## start DATASET EXCERPTS

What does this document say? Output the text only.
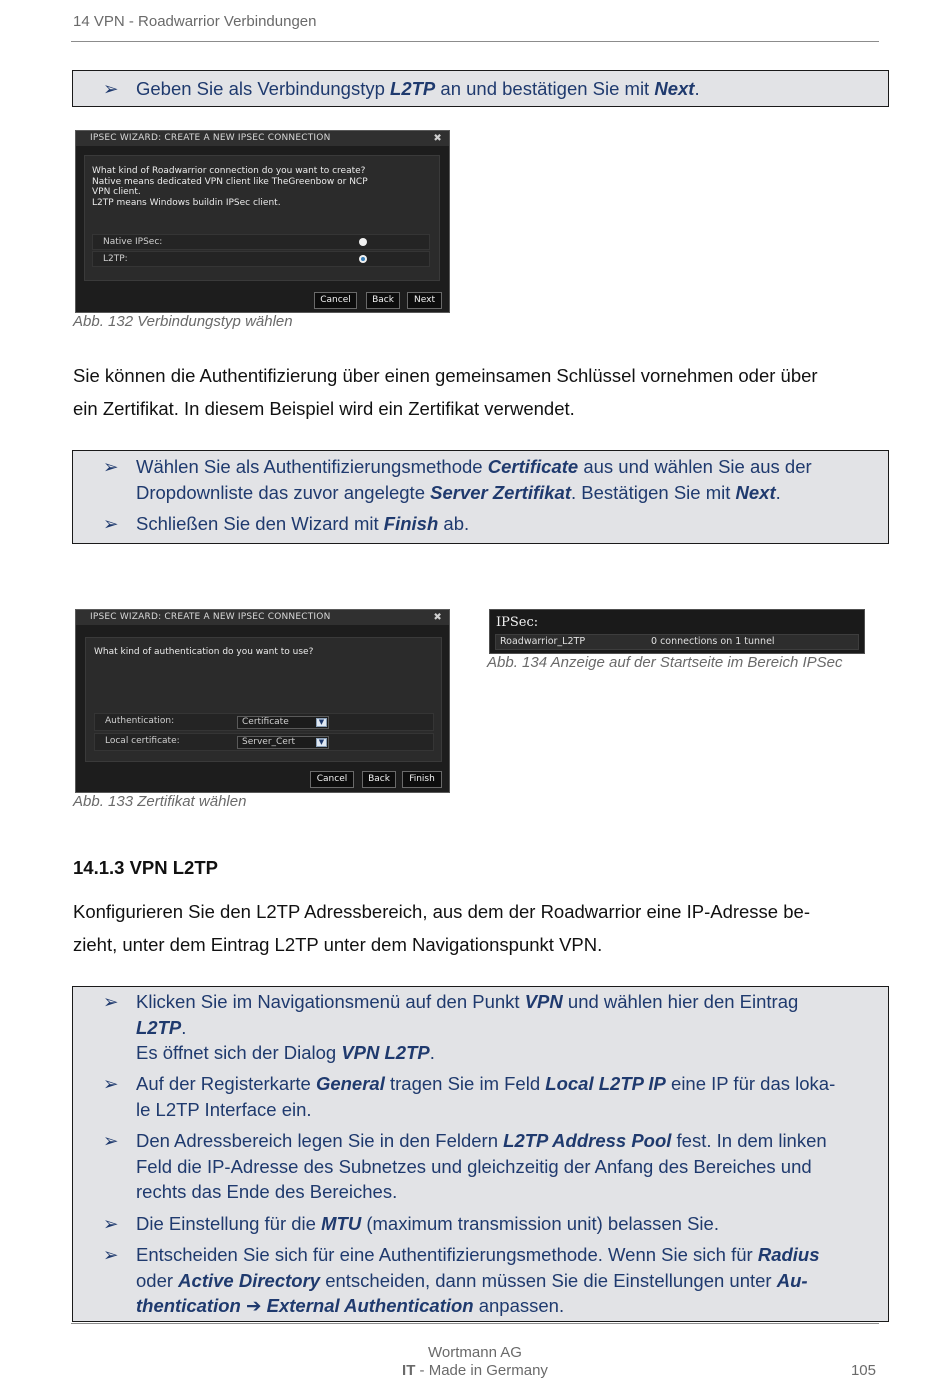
14 VPN - Roadwarrior Verbindungen
➢ Geben Sie als Verbindungstyp L2TP an und bestätigen Sie mit Next.
IPSEC WIZARD: CREATE A NEW IPSEC CONNECTION	✖
What kind of Roadwarrior connection do you want to create?
Native means dedicated VPN client like TheGreenbow or NCP
VPN client.
L2TP means Windows buildin IPSec client.
Native IPSec:
L2TP:
Cancel	Back	Next
Abb. 132 Verbindungstyp wählen
Sie können die Authentifizierung über einen gemeinsamen Schlüssel vornehmen oder über
ein Zertifikat. In diesem Beispiel wird ein Zertifikat verwendet.
➢ Wählen Sie als Authentifizierungsmethode Certificate aus und wählen Sie aus der
Dropdownliste das zuvor angelegte Server Zertifikat. Bestätigen Sie mit Next.
➢ Schließen Sie den Wizard mit Finish ab.
IPSEC WIZARD: CREATE A NEW IPSEC CONNECTION	✖
What kind of authentication do you want to use?
Authentication:	Certificate	▼
Local certificate:	Server_Cert	▼
Cancel	Back	Finish
Abb. 133 Zertifikat wählen
IPSec:
Roadwarrior_L2TP	0 connections on 1 tunnel
Abb. 134 Anzeige auf der Startseite im Bereich IPSec
14.1.3 VPN L2TP
Konfigurieren Sie den L2TP Adressbereich, aus dem der Roadwarrior eine IP-Adresse be-
zieht, unter dem Eintrag L2TP unter dem Navigationspunkt VPN.
➢ Klicken Sie im Navigationsmenü auf den Punkt VPN und wählen hier den Eintrag
L2TP.
Es öffnet sich der Dialog VPN L2TP.
➢ Auf der Registerkarte General tragen Sie im Feld Local L2TP IP eine IP für das loka-
le L2TP Interface ein.
➢ Den Adressbereich legen Sie in den Feldern L2TP Address Pool fest. In dem linken
Feld die IP-Adresse des Subnetzes und gleichzeitig der Anfang des Bereiches und
rechts das Ende des Bereiches.
➢ Die Einstellung für die MTU (maximum transmission unit) belassen Sie.
➢ Entscheiden Sie sich für eine Authentifizierungsmethode. Wenn Sie sich für Radius
oder Active Directory entscheiden, dann müssen Sie die Einstellungen unter Au-
thentication ➔ External Authentication anpassen.
Wortmann AG
IT - Made in Germany	105
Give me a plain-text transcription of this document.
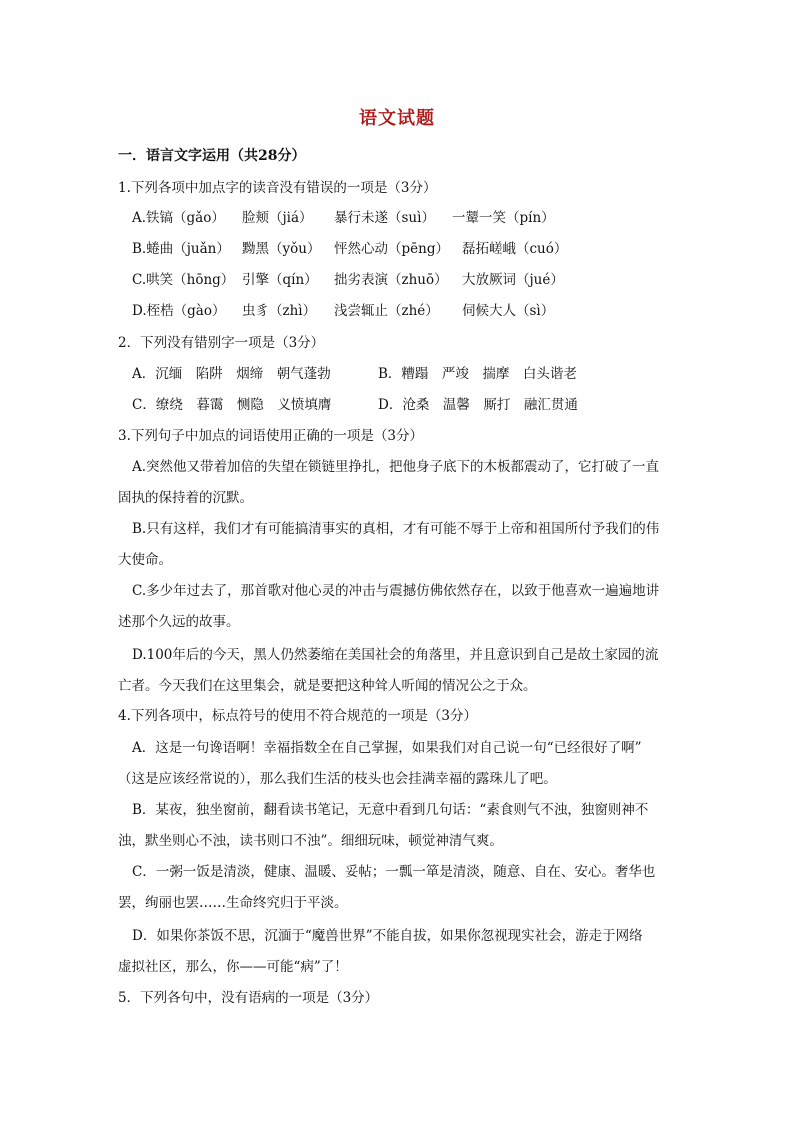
语文试题
一．语言文字运用（共28分）
1.下列各项中加点字的读音没有错误的一项是（3分）
A.铁镐（gǎo） 脸颊（jiá） 暴行未遂（suì） 一颦一笑（pín）
B.蜷曲（juǎn） 黝黑（yǒu） 怦然心动（pēng） 磊拓嵯峨（cuó）
C.哄笑（hōng） 引擎（qín） 拙劣表演（zhuō） 大放厥词（jué）
D.桎梏（gào） 虫豸（zhì） 浅尝辄止（zhé） 伺候大人（sì）
2．下列没有错别字一项是（3分）
A．沉缅　陷阱　烟缔　朝气蓬勃	B．糟蹋　严竣　揣摩　白头谐老
C．缭绕　暮霭　恻隐　义愤填膺	D．沧桑　温馨　厮打　融汇贯通
3.下列句子中加点的词语使用正确的一项是（3分）
A.突然他又带着加倍的失望在锁链里挣扎，把他身子底下的木板都震动了，它打破了一直
固执的保持着的沉默。
B.只有这样，我们才有可能搞清事实的真相，才有可能不辱于上帝和祖国所付予我们的伟
大使命。
C.多少年过去了，那首歌对他心灵的冲击与震撼仿佛依然存在，以致于他喜欢一遍遍地讲
述那个久远的故事。
D.100年后的今天，黑人仍然萎缩在美国社会的角落里，并且意识到自己是故土家园的流
亡者。今天我们在这里集会，就是要把这种耸人听闻的情况公之于众。
4.下列各项中，标点符号的使用不符合规范的一项是（3分）
A．这是一句谗语啊！幸福指数全在自己掌握，如果我们对自己说一句“已经很好了啊”
（这是应该经常说的），那么我们生活的枝头也会挂满幸福的露珠儿了吧。
B．某夜，独坐窗前，翻看读书笔记，无意中看到几句话：“素食则气不浊，独窗则神不
浊，默坐则心不浊，读书则口不浊”。细细玩味，顿觉神清气爽。
C．一粥一饭是清淡，健康、温暖、妥帖；一瓢一箪是清淡，随意、自在、安心。奢华也
罢，绚丽也罢……生命终究归于平淡。
D．如果你茶饭不思，沉湎于“魔兽世界”不能自拔，如果你忽视现实社会，游走于网络
虚拟社区，那么，你——可能“病”了！
5．下列各句中，没有语病的一项是（3分）
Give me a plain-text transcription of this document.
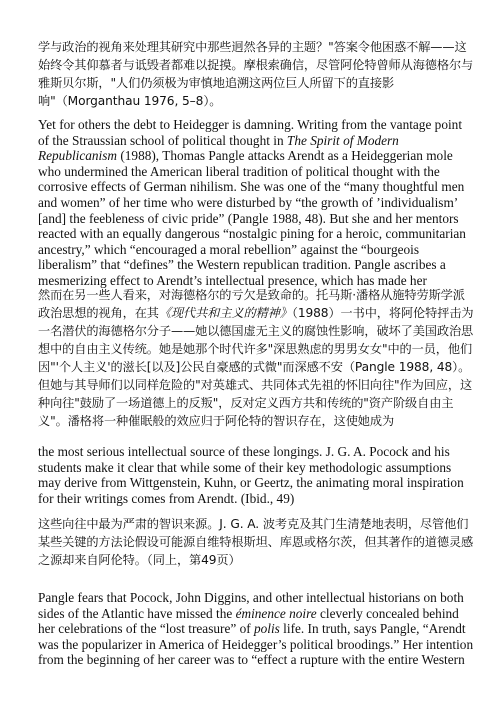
学与政治的视角来处理其研究中那些迥然各异的主题？"答案令他困惑不解——这始终令其仰慕者与诋毁者都难以捉摸。摩根索确信，尽管阿伦特曾师从海德格尔与雅斯贝尔斯，"人们仍须极为审慎地追溯这两位巨人所留下的直接影响"（Morganthau 1976, 5–8）。

Yet for others the debt to Heidegger is damning. Writing from the vantage point of the Straussian school of political thought in The Spirit of Modern Republicanism (1988), Thomas Pangle attacks Arendt as a Heideggerian mole who undermined the American liberal tradition of political thought with the corrosive effects of German nihilism. She was one of the “many thoughtful men and women” of her time who were disturbed by “the growth of ’individualism’ [and] the feebleness of civic pride” (Pangle 1988, 48). But she and her mentors reacted with an equally dangerous “nostalgic pining for a heroic, communitarian ancestry,” which “encouraged a moral rebellion” against the “bourgeois liberalism” that “defines” the Western republican tradition. Pangle ascribes a mesmerizing effect to Arendt’s intellectual presence, which has made her

然而在另一些人看来，对海德格尔的亏欠是致命的。托马斯·潘格从施特劳斯学派政治思想的视角，在其《现代共和主义的精神》（1988）一书中，将阿伦特抨击为一名潜伏的海德格尔分子——她以德国虚无主义的腐蚀性影响，破坏了美国政治思想中的自由主义传统。她是她那个时代许多"深思熟虑的男男女女"中的一员，他们因"'个人主义'的滋长[以及]公民自豪感的式微"而深感不安（Pangle 1988, 48）。但她与其导师们以同样危险的"对英雄式、共同体式先祖的怀旧向往"作为回应，这种向往"鼓励了一场道德上的反叛"，反对定义西方共和传统的"资产阶级自由主义"。潘格将一种催眠般的效应归于阿伦特的智识存在，这使她成为

the most serious intellectual source of these longings. J. G. A. Pocock and his students make it clear that while some of their key methodologic assumptions may derive from Wittgenstein, Kuhn, or Geertz, the animating moral inspiration for their writings comes from Arendt. (Ibid., 49)

这些向往中最为严肃的智识来源。J. G. A. 波考克及其门生清楚地表明，尽管他们某些关键的方法论假设可能源自维特根斯坦、库恩或格尔茨，但其著作的道德灵感之源却来自阿伦特。（同上，第49页）

Pangle fears that Pocock, John Diggins, and other intellectual historians on both sides of the Atlantic have missed the éminence noire cleverly concealed behind her celebrations of the “lost treasure” of polis life. In truth, says Pangle, “Arendt was the popularizer in America of Heidegger’s political broodings.” Her intention from the beginning of her career was to “effect a rupture with the entire Western
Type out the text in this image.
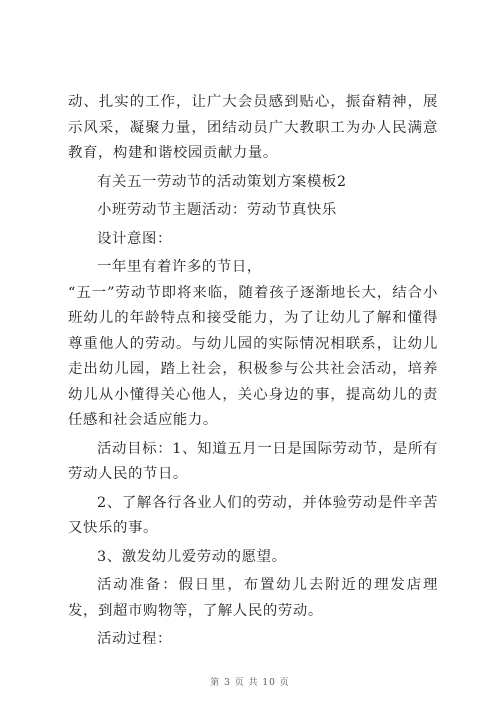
动、扎实的工作，让广大会员感到贴心，振奋精神，展示风采，凝聚力量，团结动员广大教职工为办人民满意教育，构建和谐校园贡献力量。

有关五一劳动节的活动策划方案模板2

小班劳动节主题活动：劳动节真快乐

设计意图：

一年里有着许多的节日，

“五一”劳动节即将来临，随着孩子逐渐地长大，结合小班幼儿的年龄特点和接受能力，为了让幼儿了解和懂得尊重他人的劳动。与幼儿园的实际情况相联系，让幼儿走出幼儿园，踏上社会，积极参与公共社会活动，培养幼儿从小懂得关心他人，关心身边的事，提高幼儿的责任感和社会适应能力。

活动目标：1、知道五月一日是国际劳动节，是所有劳动人民的节日。

2、了解各行各业人们的劳动，并体验劳动是件辛苦又快乐的事。

3、激发幼儿爱劳动的愿望。

活动准备：假日里，布置幼儿去附近的理发店理发，到超市购物等，了解人民的劳动。

活动过程：

第 3 页 共 10 页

## end DATASET EXCERPTS

Report how many lines in the data include the word "means", and give nothing but the count.

2